■ Required task
Output exactly the lines between the line that contains "Transcribe this image's" and the last line of the material, counting both.

Collected data entries:
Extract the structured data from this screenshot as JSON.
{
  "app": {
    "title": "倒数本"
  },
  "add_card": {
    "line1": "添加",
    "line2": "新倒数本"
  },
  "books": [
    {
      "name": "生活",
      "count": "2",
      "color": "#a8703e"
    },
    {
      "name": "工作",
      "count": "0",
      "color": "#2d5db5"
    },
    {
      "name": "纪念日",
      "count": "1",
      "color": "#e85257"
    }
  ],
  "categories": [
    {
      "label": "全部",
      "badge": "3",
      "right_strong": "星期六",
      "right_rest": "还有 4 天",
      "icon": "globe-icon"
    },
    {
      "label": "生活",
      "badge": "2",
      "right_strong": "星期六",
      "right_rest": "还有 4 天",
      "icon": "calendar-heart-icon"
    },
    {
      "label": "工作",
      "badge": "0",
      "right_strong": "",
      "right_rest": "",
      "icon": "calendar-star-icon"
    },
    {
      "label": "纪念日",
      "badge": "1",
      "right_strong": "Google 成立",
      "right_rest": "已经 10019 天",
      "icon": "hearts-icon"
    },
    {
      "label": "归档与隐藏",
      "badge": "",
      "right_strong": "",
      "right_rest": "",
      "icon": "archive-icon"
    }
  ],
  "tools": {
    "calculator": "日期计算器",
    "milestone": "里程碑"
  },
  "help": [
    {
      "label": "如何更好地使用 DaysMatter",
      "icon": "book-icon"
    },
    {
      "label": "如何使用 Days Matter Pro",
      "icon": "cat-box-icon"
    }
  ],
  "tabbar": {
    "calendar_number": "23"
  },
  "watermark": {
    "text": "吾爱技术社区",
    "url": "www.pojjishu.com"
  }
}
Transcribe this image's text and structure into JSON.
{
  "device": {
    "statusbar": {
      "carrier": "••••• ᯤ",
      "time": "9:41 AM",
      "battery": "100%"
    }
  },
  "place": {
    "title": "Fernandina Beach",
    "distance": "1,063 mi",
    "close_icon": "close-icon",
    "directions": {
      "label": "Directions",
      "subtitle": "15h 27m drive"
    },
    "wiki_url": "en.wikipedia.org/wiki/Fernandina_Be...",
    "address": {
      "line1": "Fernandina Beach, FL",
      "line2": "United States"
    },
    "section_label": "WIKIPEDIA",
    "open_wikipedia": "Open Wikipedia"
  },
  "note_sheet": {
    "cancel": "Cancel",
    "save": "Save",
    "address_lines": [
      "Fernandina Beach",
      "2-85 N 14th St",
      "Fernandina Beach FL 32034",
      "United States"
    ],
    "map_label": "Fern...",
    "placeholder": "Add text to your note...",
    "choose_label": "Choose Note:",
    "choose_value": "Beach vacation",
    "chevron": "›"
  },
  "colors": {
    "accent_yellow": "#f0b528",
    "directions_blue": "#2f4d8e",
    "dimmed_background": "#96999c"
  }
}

■ Reply
Transcribe this image's text and structure into JSON.
{
  "device": {
    "statusbar": {
      "carrier": "••••• ᯤ",
      "time": "9:41 AM",
      "battery": "100%"
    }
  },
  "place": {
    "title": "Fernandina Beach",
    "distance": "1,063 mi",
    "close_icon": "close-icon",
    "directions": {
      "label": "Directions",
      "subtitle": "15h 27m drive"
    },
    "wiki_url": "en.wikipedia.org/wiki/Fernandina_Be...",
    "address": {
      "line1": "Fernandina Beach, FL",
      "line2": "United States"
    },
    "section_label": "WIKIPEDIA",
    "open_wikipedia": "Open Wikipedia"
  },
  "note_sheet": {
    "cancel": "Cancel",
    "save": "Save",
    "address_lines": [
      "Fernandina Beach",
      "2-85 N 14th St",
      "Fernandina Beach FL 32034",
      "United States"
    ],
    "map_label": "Fern...",
    "placeholder": "Add text to your note...",
    "choose_label": "Choose Note:",
    "choose_value": "Beach vacation",
    "chevron": "›"
  },
  "colors": {
    "accent_yellow": "#f0b528",
    "directions_blue": "#2f4d8e",
    "dimmed_background": "#96999c"
  }
}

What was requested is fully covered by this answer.